Collect every line of the material that contains the string "expand" and copy each one out. Case counts.

### MATERIAL SUPPLIED
● ● ● ●

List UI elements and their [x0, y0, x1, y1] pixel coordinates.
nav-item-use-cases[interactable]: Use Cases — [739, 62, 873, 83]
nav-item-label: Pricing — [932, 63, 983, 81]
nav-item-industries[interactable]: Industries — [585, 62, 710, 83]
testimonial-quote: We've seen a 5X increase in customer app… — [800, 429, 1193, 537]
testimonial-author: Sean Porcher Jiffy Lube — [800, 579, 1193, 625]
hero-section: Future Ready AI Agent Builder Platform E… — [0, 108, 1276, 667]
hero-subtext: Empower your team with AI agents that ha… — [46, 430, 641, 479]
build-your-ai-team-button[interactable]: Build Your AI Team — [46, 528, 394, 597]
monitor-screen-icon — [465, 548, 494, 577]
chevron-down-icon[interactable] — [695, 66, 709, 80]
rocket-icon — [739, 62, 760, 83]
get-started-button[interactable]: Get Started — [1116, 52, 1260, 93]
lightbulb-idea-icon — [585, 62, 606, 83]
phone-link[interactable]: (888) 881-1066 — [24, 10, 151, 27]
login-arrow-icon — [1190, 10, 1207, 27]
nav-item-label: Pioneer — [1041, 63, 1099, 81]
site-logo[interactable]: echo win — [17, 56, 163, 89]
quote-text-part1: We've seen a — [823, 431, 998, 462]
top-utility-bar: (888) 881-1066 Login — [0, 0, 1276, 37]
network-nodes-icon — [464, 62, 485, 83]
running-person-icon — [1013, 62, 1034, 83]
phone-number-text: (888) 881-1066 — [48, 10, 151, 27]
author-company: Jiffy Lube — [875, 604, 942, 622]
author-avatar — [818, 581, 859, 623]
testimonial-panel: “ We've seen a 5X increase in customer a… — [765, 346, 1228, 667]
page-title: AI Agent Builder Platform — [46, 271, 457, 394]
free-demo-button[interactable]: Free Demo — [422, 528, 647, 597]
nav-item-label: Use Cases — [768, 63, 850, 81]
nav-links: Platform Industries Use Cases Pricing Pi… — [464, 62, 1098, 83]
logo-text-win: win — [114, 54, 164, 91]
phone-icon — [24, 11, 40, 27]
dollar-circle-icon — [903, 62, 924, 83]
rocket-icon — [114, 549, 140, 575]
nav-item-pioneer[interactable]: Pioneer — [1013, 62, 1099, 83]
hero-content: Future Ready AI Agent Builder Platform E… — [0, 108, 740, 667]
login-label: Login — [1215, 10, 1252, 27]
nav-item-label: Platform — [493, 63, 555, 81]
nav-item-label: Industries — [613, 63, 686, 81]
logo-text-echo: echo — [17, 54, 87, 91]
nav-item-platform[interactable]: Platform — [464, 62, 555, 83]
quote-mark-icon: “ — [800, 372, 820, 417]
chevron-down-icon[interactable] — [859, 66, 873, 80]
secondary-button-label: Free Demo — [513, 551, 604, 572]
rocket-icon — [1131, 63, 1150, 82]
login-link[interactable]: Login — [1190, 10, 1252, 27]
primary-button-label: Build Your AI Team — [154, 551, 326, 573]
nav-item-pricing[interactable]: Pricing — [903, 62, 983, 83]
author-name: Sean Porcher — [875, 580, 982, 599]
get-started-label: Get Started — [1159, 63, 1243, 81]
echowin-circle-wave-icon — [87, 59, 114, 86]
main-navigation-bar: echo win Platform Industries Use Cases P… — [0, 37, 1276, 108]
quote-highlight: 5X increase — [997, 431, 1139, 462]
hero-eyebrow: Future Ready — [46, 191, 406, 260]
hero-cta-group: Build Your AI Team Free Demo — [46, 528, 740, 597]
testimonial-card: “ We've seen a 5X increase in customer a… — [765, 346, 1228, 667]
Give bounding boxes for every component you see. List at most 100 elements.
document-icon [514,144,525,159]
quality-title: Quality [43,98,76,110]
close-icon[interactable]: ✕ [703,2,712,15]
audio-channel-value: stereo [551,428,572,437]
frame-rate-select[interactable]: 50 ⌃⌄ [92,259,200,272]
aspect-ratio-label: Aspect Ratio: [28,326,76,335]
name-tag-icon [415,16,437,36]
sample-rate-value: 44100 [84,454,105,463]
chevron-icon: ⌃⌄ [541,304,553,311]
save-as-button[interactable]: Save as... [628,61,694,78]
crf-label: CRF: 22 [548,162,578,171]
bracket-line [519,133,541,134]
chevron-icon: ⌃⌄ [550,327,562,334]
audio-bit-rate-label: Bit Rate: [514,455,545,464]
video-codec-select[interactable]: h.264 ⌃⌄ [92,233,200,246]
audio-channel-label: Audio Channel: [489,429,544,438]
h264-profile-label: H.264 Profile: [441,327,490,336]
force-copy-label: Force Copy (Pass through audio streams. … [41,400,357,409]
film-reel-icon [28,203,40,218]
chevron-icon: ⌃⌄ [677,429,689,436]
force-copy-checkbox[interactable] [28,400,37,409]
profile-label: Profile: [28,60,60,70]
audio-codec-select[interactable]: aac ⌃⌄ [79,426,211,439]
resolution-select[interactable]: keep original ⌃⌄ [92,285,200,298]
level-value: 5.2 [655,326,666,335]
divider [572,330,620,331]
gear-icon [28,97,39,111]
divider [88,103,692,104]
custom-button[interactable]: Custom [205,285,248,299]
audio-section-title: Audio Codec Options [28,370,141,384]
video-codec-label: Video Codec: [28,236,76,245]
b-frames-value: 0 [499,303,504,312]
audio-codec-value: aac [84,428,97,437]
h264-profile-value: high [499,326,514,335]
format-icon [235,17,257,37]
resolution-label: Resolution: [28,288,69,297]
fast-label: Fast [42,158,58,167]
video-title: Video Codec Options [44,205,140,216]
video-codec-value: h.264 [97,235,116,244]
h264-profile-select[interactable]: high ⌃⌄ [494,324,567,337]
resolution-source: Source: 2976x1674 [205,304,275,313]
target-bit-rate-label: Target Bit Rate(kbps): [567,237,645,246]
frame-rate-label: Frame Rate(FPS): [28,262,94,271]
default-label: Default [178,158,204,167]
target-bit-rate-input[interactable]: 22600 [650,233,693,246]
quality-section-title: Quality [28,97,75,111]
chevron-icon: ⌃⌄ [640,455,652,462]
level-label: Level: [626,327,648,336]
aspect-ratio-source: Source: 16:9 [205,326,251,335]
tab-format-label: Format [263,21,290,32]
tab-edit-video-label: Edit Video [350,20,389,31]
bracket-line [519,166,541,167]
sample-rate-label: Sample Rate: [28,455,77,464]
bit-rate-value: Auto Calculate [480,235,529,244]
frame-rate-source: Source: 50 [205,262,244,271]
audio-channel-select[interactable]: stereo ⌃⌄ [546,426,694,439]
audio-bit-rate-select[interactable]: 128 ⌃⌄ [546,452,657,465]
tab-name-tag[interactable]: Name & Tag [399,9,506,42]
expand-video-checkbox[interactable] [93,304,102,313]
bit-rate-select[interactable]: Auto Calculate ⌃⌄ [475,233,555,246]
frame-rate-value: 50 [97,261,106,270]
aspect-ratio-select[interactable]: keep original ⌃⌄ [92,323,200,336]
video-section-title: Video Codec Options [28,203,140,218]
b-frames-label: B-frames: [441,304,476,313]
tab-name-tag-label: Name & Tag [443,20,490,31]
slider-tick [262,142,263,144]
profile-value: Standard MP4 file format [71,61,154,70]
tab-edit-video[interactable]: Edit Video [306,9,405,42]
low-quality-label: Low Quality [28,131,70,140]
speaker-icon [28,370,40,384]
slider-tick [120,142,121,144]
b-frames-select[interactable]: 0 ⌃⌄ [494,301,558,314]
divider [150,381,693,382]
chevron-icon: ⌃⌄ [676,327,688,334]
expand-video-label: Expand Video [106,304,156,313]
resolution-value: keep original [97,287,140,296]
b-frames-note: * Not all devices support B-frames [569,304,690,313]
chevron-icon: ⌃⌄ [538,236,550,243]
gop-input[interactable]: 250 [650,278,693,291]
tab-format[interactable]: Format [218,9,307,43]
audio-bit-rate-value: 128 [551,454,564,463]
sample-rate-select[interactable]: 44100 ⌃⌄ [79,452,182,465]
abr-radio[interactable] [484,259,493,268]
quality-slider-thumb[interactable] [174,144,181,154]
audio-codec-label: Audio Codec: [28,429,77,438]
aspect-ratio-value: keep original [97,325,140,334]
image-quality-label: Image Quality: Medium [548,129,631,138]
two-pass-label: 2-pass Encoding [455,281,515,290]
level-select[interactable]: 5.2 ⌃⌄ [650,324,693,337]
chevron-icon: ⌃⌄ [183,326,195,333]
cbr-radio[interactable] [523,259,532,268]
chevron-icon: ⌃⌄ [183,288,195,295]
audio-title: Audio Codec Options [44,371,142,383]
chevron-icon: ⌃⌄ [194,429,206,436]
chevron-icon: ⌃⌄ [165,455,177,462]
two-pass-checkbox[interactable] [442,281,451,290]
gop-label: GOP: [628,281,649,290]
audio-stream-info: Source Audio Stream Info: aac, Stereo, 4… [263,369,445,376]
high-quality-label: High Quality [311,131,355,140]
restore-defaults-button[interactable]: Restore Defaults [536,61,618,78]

● ● ● ●

### THE OUTPUT
expand-video-checkbox[interactable] [93,304,102,313]
expand-video-label: Expand Video [106,304,156,313]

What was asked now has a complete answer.